— start Provided data —
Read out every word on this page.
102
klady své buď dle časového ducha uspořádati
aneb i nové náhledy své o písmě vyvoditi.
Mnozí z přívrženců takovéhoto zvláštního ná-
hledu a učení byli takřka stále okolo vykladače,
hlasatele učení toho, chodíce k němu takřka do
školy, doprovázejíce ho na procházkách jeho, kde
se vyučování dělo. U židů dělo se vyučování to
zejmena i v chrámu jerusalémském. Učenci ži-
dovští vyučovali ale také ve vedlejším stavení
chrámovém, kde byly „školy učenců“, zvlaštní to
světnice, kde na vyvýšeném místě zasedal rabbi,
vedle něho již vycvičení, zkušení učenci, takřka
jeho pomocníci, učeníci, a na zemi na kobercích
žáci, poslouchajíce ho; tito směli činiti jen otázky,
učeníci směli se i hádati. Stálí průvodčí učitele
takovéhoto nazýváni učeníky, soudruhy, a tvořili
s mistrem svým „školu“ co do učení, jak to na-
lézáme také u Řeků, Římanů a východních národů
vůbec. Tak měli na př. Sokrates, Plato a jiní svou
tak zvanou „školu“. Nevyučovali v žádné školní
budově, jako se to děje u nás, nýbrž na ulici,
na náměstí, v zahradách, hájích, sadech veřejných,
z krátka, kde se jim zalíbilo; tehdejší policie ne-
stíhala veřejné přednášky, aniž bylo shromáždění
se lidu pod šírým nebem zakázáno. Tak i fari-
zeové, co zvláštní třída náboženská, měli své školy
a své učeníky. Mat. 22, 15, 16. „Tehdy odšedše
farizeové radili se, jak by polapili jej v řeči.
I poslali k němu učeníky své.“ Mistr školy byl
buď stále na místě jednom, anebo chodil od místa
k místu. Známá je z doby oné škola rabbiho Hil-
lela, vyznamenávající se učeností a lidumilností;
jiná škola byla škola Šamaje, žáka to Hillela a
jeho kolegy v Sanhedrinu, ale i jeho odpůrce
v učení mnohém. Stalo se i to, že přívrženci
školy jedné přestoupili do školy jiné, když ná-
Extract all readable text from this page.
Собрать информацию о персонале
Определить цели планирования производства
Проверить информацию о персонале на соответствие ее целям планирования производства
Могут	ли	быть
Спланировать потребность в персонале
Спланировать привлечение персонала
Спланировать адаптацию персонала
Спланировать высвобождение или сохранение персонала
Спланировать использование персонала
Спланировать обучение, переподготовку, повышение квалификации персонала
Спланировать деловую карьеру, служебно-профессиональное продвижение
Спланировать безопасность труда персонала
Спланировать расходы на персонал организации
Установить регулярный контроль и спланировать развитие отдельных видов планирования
— end Provided data —
Brief:
Retype every record above exactly as written.

Result:
Read out every word on this page.
102
klady své buď dle časového ducha uspořádati
aneb i nové náhledy své o písmě vyvoditi.
Mnozí z přívrženců takovéhoto zvláštního ná-
hledu a učení byli takřka stále okolo vykladače,
hlasatele učení toho, chodíce k němu takřka do
školy, doprovázejíce ho na procházkách jeho, kde
se vyučování dělo. U židů dělo se vyučování to
zejmena i v chrámu jerusalémském. Učenci ži-
dovští vyučovali ale také ve vedlejším stavení
chrámovém, kde byly „školy učenců“, zvlaštní to
světnice, kde na vyvýšeném místě zasedal rabbi,
vedle něho již vycvičení, zkušení učenci, takřka
jeho pomocníci, učeníci, a na zemi na kobercích
žáci, poslouchajíce ho; tito směli činiti jen otázky,
učeníci směli se i hádati. Stálí průvodčí učitele
takovéhoto nazýváni učeníky, soudruhy, a tvořili
s mistrem svým „školu“ co do učení, jak to na-
lézáme také u Řeků, Římanů a východních národů
vůbec. Tak měli na př. Sokrates, Plato a jiní svou
tak zvanou „školu“. Nevyučovali v žádné školní
budově, jako se to děje u nás, nýbrž na ulici,
na náměstí, v zahradách, hájích, sadech veřejných,
z krátka, kde se jim zalíbilo; tehdejší policie ne-
stíhala veřejné přednášky, aniž bylo shromáždění
se lidu pod šírým nebem zakázáno. Tak i fari-
zeové, co zvláštní třída náboženská, měli své školy
a své učeníky. Mat. 22, 15, 16. „Tehdy odšedše
farizeové radili se, jak by polapili jej v řeči.
I poslali k němu učeníky své.“ Mistr školy byl
buď stále na místě jednom, anebo chodil od místa
k místu. Známá je z doby oné škola rabbiho Hil-
lela, vyznamenávající se učeností a lidumilností;
jiná škola byla škola Šamaje, žáka to Hillela a
jeho kolegy v Sanhedrinu, ale i jeho odpůrce
v učení mnohém. Stalo se i to, že přívrženci
školy jedné přestoupili do školy jiné, když ná-
Extract all readable text from this page.
Собрать информацию о персонале
Определить цели планирования производства
Проверить информацию о персонале на соответствие ее целям планирования производства
Могут	ли	быть
Спланировать потребность в персонале
Спланировать привлечение персонала
Спланировать адаптацию персонала
Спланировать высвобождение или сохранение персонала
Спланировать использование персонала
Спланировать обучение, переподготовку, повышение квалификации персонала
Спланировать деловую карьеру, служебно-профессиональное продвижение
Спланировать безопасность труда персонала
Спланировать расходы на персонал организации
Установить регулярный контроль и спланировать развитие отдельных видов планирования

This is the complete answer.